Figure collection entries:
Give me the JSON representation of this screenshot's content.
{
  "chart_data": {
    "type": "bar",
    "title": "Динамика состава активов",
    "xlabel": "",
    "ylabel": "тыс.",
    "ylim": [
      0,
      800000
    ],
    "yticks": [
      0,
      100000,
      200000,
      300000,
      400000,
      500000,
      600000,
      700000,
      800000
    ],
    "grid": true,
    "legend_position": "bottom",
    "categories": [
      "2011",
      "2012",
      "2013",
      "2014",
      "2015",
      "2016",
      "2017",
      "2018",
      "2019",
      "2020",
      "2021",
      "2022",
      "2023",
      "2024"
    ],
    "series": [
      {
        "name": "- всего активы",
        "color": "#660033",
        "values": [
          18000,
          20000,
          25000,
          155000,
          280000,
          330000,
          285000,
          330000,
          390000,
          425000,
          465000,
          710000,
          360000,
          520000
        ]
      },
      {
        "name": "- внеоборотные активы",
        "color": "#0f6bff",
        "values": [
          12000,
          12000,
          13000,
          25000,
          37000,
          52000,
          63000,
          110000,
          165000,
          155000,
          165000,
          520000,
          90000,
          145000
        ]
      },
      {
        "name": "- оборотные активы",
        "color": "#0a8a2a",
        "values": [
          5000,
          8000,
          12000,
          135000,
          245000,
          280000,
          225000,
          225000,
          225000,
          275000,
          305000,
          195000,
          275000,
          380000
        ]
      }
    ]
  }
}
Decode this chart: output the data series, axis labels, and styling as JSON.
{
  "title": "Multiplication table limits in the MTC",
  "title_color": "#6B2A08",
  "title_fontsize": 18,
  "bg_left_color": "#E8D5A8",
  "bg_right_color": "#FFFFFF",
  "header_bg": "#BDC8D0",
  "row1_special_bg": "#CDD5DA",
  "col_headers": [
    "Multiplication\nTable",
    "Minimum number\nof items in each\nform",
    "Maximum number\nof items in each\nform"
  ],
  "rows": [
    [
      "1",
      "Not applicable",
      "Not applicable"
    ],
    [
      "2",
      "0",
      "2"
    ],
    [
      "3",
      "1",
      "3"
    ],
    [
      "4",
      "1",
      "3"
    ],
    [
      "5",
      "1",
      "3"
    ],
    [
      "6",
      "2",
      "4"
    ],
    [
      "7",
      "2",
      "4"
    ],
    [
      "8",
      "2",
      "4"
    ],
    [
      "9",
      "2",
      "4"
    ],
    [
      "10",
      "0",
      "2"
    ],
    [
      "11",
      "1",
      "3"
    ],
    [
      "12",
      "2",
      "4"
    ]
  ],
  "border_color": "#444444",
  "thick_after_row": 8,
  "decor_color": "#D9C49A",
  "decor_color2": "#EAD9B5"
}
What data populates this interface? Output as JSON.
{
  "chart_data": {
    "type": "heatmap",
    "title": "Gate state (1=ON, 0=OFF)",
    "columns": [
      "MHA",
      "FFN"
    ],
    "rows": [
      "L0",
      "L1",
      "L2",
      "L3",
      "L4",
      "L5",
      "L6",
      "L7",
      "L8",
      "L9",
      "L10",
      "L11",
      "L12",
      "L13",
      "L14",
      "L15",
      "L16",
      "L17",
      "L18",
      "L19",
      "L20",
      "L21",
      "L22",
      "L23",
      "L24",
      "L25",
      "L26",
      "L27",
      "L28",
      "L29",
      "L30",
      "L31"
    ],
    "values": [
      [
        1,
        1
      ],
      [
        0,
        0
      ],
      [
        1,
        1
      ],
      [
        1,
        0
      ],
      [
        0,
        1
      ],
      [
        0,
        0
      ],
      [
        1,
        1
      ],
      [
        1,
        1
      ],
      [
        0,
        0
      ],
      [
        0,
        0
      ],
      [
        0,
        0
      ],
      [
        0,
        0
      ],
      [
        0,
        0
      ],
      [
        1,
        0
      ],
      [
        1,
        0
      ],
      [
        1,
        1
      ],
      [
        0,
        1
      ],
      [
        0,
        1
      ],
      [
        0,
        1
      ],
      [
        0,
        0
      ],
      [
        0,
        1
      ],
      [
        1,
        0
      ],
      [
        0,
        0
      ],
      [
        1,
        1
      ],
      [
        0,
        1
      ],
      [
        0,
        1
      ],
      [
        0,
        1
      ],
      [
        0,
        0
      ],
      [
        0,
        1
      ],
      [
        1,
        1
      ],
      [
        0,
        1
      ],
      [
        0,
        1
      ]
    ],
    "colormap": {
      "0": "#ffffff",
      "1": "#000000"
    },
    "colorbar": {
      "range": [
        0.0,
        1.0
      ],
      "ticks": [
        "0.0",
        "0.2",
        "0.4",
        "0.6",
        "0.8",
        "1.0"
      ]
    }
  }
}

> _DESCRIPTION OF THE TASK_:
Count the lines that include the word "each" and state the result as a bare number.

> _RESULT FOR THIS EXERCISE_:
2